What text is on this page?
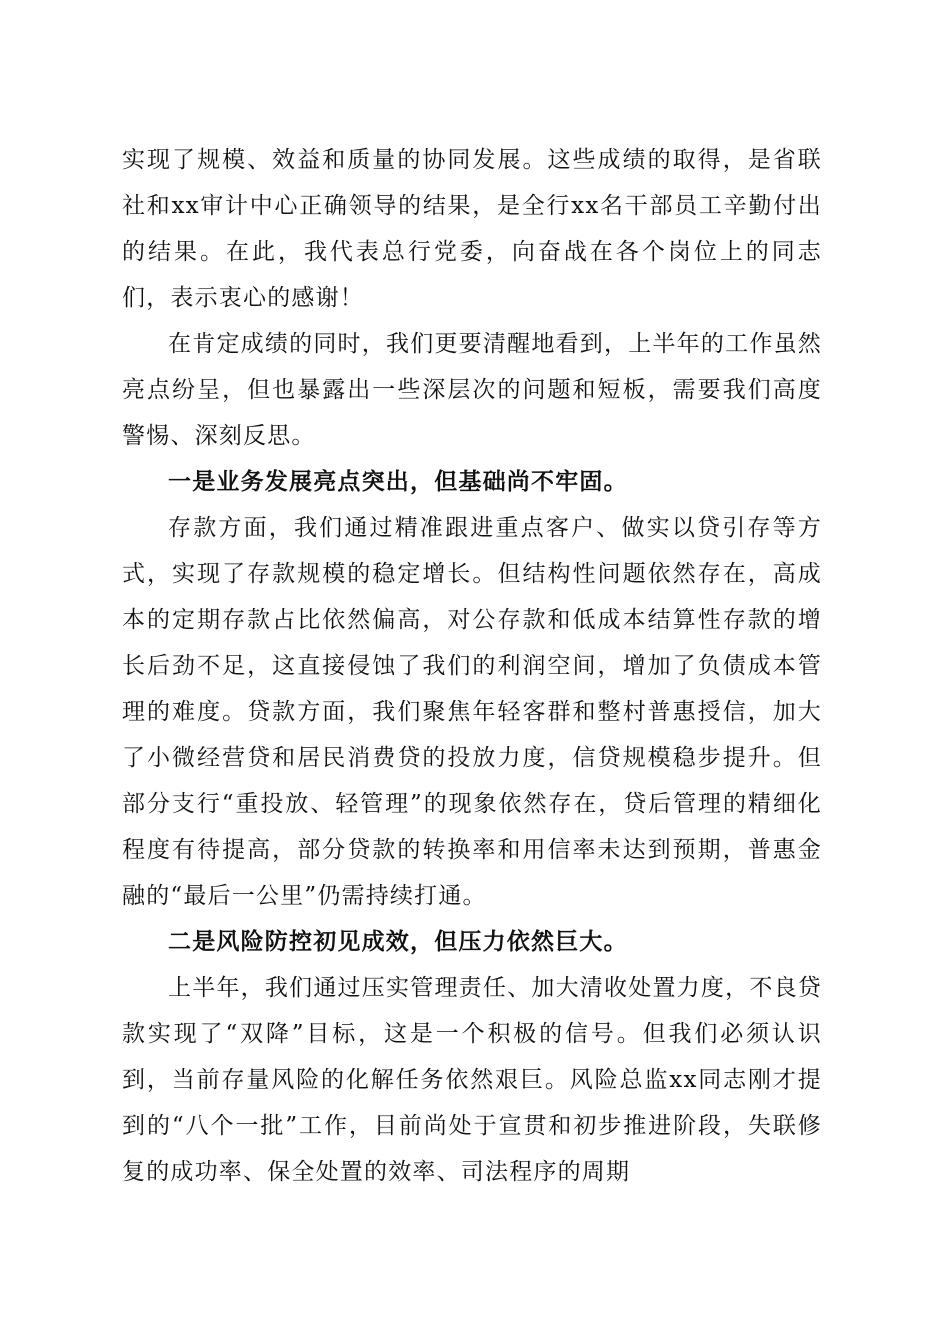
实现了规模、效益和质量的协同发展。这些成绩的取得，是省联社和xx审计中心正确领导的结果，是全行xx名干部员工辛勤付出的结果。在此，我代表总行党委，向奋战在各个岗位上的同志们，表示衷心的感谢！

在肯定成绩的同时，我们更要清醒地看到，上半年的工作虽然亮点纷呈，但也暴露出一些深层次的问题和短板，需要我们高度警惕、深刻反思。

一是业务发展亮点突出，但基础尚不牢固。

存款方面，我们通过精准跟进重点客户、做实以贷引存等方式，实现了存款规模的稳定增长。但结构性问题依然存在，高成本的定期存款占比依然偏高，对公存款和低成本结算性存款的增长后劲不足，这直接侵蚀了我们的利润空间，增加了负债成本管理的难度。贷款方面，我们聚焦年轻客群和整村普惠授信，加大了小微经营贷和居民消费贷的投放力度，信贷规模稳步提升。但部分支行“重投放、轻管理”的现象依然存在，贷后管理的精细化程度有待提高，部分贷款的转换率和用信率未达到预期，普惠金融的“最后一公里”仍需持续打通。

二是风险防控初见成效，但压力依然巨大。

上半年，我们通过压实管理责任、加大清收处置力度，不良贷款实现了“双降”目标，这是一个积极的信号。但我们必须认识到，当前存量风险的化解任务依然艰巨。风险总监xx同志刚才提到的“八个一批”工作，目前尚处于宣贯和初步推进阶段，失联修复的成功率、保全处置的效率、司法程序的周期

════════

GIVEN PROBLEM:
Pictures are excluded; repeat every record exactly.

RIGHT ANSWER:
What text is on this page?
实现了规模、效益和质量的协同发展。这些成绩的取得，是省联社和xx审计中心正确领导的结果，是全行xx名干部员工辛勤付出的结果。在此，我代表总行党委，向奋战在各个岗位上的同志们，表示衷心的感谢！

在肯定成绩的同时，我们更要清醒地看到，上半年的工作虽然亮点纷呈，但也暴露出一些深层次的问题和短板，需要我们高度警惕、深刻反思。

一是业务发展亮点突出，但基础尚不牢固。

存款方面，我们通过精准跟进重点客户、做实以贷引存等方式，实现了存款规模的稳定增长。但结构性问题依然存在，高成本的定期存款占比依然偏高，对公存款和低成本结算性存款的增长后劲不足，这直接侵蚀了我们的利润空间，增加了负债成本管理的难度。贷款方面，我们聚焦年轻客群和整村普惠授信，加大了小微经营贷和居民消费贷的投放力度，信贷规模稳步提升。但部分支行“重投放、轻管理”的现象依然存在，贷后管理的精细化程度有待提高，部分贷款的转换率和用信率未达到预期，普惠金融的“最后一公里”仍需持续打通。

二是风险防控初见成效，但压力依然巨大。

上半年，我们通过压实管理责任、加大清收处置力度，不良贷款实现了“双降”目标，这是一个积极的信号。但我们必须认识到，当前存量风险的化解任务依然艰巨。风险总监xx同志刚才提到的“八个一批”工作，目前尚处于宣贯和初步推进阶段，失联修复的成功率、保全处置的效率、司法程序的周期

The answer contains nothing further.